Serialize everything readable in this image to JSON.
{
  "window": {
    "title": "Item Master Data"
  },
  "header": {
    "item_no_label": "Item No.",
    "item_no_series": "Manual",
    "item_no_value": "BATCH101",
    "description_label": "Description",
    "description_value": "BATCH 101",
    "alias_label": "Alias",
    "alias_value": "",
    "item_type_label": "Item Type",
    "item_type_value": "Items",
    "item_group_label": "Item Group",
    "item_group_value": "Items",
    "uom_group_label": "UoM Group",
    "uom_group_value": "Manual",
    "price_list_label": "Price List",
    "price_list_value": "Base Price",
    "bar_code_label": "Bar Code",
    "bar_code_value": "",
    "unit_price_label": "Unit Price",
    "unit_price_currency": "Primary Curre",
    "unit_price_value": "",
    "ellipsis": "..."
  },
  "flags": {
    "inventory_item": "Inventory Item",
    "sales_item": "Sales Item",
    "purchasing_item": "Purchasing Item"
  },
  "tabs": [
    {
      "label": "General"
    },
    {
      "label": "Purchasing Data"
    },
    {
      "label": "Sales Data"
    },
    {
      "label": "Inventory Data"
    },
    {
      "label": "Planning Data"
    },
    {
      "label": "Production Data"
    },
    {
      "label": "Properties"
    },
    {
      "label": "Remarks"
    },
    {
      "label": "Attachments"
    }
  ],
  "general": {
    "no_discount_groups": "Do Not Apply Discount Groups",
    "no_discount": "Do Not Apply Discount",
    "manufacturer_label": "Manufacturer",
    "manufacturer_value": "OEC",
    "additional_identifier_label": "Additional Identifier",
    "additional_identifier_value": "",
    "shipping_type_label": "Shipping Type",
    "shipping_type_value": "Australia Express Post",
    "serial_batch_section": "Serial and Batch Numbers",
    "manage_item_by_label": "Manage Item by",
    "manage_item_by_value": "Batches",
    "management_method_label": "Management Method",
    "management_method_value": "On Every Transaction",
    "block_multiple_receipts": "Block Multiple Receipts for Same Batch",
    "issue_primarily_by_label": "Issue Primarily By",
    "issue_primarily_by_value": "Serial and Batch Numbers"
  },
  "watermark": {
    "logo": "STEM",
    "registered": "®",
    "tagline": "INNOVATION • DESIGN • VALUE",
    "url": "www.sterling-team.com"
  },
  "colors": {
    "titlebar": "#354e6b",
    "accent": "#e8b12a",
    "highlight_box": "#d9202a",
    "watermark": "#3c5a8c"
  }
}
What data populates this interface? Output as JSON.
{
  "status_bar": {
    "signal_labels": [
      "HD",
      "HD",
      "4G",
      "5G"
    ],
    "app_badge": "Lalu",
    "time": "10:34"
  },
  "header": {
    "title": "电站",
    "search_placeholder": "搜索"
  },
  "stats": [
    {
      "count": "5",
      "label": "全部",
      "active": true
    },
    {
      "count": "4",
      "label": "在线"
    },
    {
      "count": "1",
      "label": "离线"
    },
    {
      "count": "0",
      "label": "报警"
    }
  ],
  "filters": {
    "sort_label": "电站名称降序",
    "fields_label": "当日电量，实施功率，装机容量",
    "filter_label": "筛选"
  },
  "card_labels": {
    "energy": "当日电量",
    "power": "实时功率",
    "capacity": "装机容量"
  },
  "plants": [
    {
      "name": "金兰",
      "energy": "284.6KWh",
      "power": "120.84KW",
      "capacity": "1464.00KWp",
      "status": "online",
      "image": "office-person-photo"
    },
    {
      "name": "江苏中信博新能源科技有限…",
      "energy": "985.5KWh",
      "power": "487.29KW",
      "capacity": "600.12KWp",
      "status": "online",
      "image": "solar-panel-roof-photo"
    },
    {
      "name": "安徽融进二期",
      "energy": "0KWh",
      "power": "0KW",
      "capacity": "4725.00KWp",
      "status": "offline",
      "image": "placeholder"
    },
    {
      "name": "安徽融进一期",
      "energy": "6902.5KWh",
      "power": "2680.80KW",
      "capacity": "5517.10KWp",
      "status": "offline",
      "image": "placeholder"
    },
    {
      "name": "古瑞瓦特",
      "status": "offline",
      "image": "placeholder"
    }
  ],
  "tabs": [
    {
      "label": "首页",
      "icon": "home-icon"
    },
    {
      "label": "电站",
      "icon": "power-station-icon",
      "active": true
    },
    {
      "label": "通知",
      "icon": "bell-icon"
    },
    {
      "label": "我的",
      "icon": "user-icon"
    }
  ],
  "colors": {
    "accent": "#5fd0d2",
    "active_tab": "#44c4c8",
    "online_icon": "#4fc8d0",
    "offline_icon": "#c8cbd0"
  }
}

* **TO DO**
All of the data needs to be printed once more, exactly.

* **WRITTEN REPLY**
Serialize everything readable in this image to JSON.
{
  "window": {
    "title": "Item Master Data"
  },
  "header": {
    "item_no_label": "Item No.",
    "item_no_series": "Manual",
    "item_no_value": "BATCH101",
    "description_label": "Description",
    "description_value": "BATCH 101",
    "alias_label": "Alias",
    "alias_value": "",
    "item_type_label": "Item Type",
    "item_type_value": "Items",
    "item_group_label": "Item Group",
    "item_group_value": "Items",
    "uom_group_label": "UoM Group",
    "uom_group_value": "Manual",
    "price_list_label": "Price List",
    "price_list_value": "Base Price",
    "bar_code_label": "Bar Code",
    "bar_code_value": "",
    "unit_price_label": "Unit Price",
    "unit_price_currency": "Primary Curre",
    "unit_price_value": "",
    "ellipsis": "..."
  },
  "flags": {
    "inventory_item": "Inventory Item",
    "sales_item": "Sales Item",
    "purchasing_item": "Purchasing Item"
  },
  "tabs": [
    {
      "label": "General"
    },
    {
      "label": "Purchasing Data"
    },
    {
      "label": "Sales Data"
    },
    {
      "label": "Inventory Data"
    },
    {
      "label": "Planning Data"
    },
    {
      "label": "Production Data"
    },
    {
      "label": "Properties"
    },
    {
      "label": "Remarks"
    },
    {
      "label": "Attachments"
    }
  ],
  "general": {
    "no_discount_groups": "Do Not Apply Discount Groups",
    "no_discount": "Do Not Apply Discount",
    "manufacturer_label": "Manufacturer",
    "manufacturer_value": "OEC",
    "additional_identifier_label": "Additional Identifier",
    "additional_identifier_value": "",
    "shipping_type_label": "Shipping Type",
    "shipping_type_value": "Australia Express Post",
    "serial_batch_section": "Serial and Batch Numbers",
    "manage_item_by_label": "Manage Item by",
    "manage_item_by_value": "Batches",
    "management_method_label": "Management Method",
    "management_method_value": "On Every Transaction",
    "block_multiple_receipts": "Block Multiple Receipts for Same Batch",
    "issue_primarily_by_label": "Issue Primarily By",
    "issue_primarily_by_value": "Serial and Batch Numbers"
  },
  "watermark": {
    "logo": "STEM",
    "registered": "®",
    "tagline": "INNOVATION • DESIGN • VALUE",
    "url": "www.sterling-team.com"
  },
  "colors": {
    "titlebar": "#354e6b",
    "accent": "#e8b12a",
    "highlight_box": "#d9202a",
    "watermark": "#3c5a8c"
  }
}
What data populates this interface? Output as JSON.
{
  "status_bar": {
    "signal_labels": [
      "HD",
      "HD",
      "4G",
      "5G"
    ],
    "app_badge": "Lalu",
    "time": "10:34"
  },
  "header": {
    "title": "电站",
    "search_placeholder": "搜索"
  },
  "stats": [
    {
      "count": "5",
      "label": "全部",
      "active": true
    },
    {
      "count": "4",
      "label": "在线"
    },
    {
      "count": "1",
      "label": "离线"
    },
    {
      "count": "0",
      "label": "报警"
    }
  ],
  "filters": {
    "sort_label": "电站名称降序",
    "fields_label": "当日电量，实施功率，装机容量",
    "filter_label": "筛选"
  },
  "card_labels": {
    "energy": "当日电量",
    "power": "实时功率",
    "capacity": "装机容量"
  },
  "plants": [
    {
      "name": "金兰",
      "energy": "284.6KWh",
      "power": "120.84KW",
      "capacity": "1464.00KWp",
      "status": "online",
      "image": "office-person-photo"
    },
    {
      "name": "江苏中信博新能源科技有限…",
      "energy": "985.5KWh",
      "power": "487.29KW",
      "capacity": "600.12KWp",
      "status": "online",
      "image": "solar-panel-roof-photo"
    },
    {
      "name": "安徽融进二期",
      "energy": "0KWh",
      "power": "0KW",
      "capacity": "4725.00KWp",
      "status": "offline",
      "image": "placeholder"
    },
    {
      "name": "安徽融进一期",
      "energy": "6902.5KWh",
      "power": "2680.80KW",
      "capacity": "5517.10KWp",
      "status": "offline",
      "image": "placeholder"
    },
    {
      "name": "古瑞瓦特",
      "status": "offline",
      "image": "placeholder"
    }
  ],
  "tabs": [
    {
      "label": "首页",
      "icon": "home-icon"
    },
    {
      "label": "电站",
      "icon": "power-station-icon",
      "active": true
    },
    {
      "label": "通知",
      "icon": "bell-icon"
    },
    {
      "label": "我的",
      "icon": "user-icon"
    }
  ],
  "colors": {
    "accent": "#5fd0d2",
    "active_tab": "#44c4c8",
    "online_icon": "#4fc8d0",
    "offline_icon": "#c8cbd0"
  }
}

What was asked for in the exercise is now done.